[Entries with figure data]
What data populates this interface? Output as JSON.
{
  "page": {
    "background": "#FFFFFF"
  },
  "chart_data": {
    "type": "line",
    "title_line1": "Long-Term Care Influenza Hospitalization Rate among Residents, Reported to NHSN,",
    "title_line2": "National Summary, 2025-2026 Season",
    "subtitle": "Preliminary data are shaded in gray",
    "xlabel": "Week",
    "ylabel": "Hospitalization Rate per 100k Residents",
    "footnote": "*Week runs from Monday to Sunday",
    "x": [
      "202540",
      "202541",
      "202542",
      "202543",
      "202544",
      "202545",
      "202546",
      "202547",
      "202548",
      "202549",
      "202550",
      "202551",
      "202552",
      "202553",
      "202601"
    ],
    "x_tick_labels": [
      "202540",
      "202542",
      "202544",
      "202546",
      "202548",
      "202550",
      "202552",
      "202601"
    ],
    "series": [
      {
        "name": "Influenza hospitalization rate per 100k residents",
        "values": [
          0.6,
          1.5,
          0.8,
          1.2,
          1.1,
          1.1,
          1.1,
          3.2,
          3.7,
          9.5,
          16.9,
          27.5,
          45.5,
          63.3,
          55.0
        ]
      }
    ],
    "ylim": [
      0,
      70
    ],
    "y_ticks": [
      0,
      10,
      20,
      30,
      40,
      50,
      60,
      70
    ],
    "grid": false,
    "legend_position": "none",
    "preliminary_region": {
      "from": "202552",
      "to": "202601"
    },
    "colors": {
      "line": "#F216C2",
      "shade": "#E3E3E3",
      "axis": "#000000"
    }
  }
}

■ Work to complete
All of the entries need to be reproduced exactly; please write them out.

■ Exercise answer
What data populates this interface? Output as JSON.
{
  "page": {
    "background": "#FFFFFF"
  },
  "chart_data": {
    "type": "line",
    "title_line1": "Long-Term Care Influenza Hospitalization Rate among Residents, Reported to NHSN,",
    "title_line2": "National Summary, 2025-2026 Season",
    "subtitle": "Preliminary data are shaded in gray",
    "xlabel": "Week",
    "ylabel": "Hospitalization Rate per 100k Residents",
    "footnote": "*Week runs from Monday to Sunday",
    "x": [
      "202540",
      "202541",
      "202542",
      "202543",
      "202544",
      "202545",
      "202546",
      "202547",
      "202548",
      "202549",
      "202550",
      "202551",
      "202552",
      "202553",
      "202601"
    ],
    "x_tick_labels": [
      "202540",
      "202542",
      "202544",
      "202546",
      "202548",
      "202550",
      "202552",
      "202601"
    ],
    "series": [
      {
        "name": "Influenza hospitalization rate per 100k residents",
        "values": [
          0.6,
          1.5,
          0.8,
          1.2,
          1.1,
          1.1,
          1.1,
          3.2,
          3.7,
          9.5,
          16.9,
          27.5,
          45.5,
          63.3,
          55.0
        ]
      }
    ],
    "ylim": [
      0,
      70
    ],
    "y_ticks": [
      0,
      10,
      20,
      30,
      40,
      50,
      60,
      70
    ],
    "grid": false,
    "legend_position": "none",
    "preliminary_region": {
      "from": "202552",
      "to": "202601"
    },
    "colors": {
      "line": "#F216C2",
      "shade": "#E3E3E3",
      "axis": "#000000"
    }
  }
}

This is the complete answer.